• _EXERCISE REQUIREMENTS_:
Write out the complete material exactly as it stands.

Start

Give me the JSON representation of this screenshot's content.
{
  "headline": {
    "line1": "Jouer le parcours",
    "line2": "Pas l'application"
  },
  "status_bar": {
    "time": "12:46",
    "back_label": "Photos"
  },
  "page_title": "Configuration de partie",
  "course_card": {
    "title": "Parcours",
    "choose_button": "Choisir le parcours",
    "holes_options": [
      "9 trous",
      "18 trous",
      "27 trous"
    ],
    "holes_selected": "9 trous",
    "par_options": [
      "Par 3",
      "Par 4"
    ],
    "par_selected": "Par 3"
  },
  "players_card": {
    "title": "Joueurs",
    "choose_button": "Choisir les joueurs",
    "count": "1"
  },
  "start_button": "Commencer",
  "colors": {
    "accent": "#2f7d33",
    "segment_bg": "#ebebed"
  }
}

End

• _ANSWER TO THIS PROBLEM_:
Give me the JSON representation of this screenshot's content.
{
  "headline": {
    "line1": "Jouer le parcours",
    "line2": "Pas l'application"
  },
  "status_bar": {
    "time": "12:46",
    "back_label": "Photos"
  },
  "page_title": "Configuration de partie",
  "course_card": {
    "title": "Parcours",
    "choose_button": "Choisir le parcours",
    "holes_options": [
      "9 trous",
      "18 trous",
      "27 trous"
    ],
    "holes_selected": "9 trous",
    "par_options": [
      "Par 3",
      "Par 4"
    ],
    "par_selected": "Par 3"
  },
  "players_card": {
    "title": "Joueurs",
    "choose_button": "Choisir les joueurs",
    "count": "1"
  },
  "start_button": "Commencer",
  "colors": {
    "accent": "#2f7d33",
    "segment_bg": "#ebebed"
  }
}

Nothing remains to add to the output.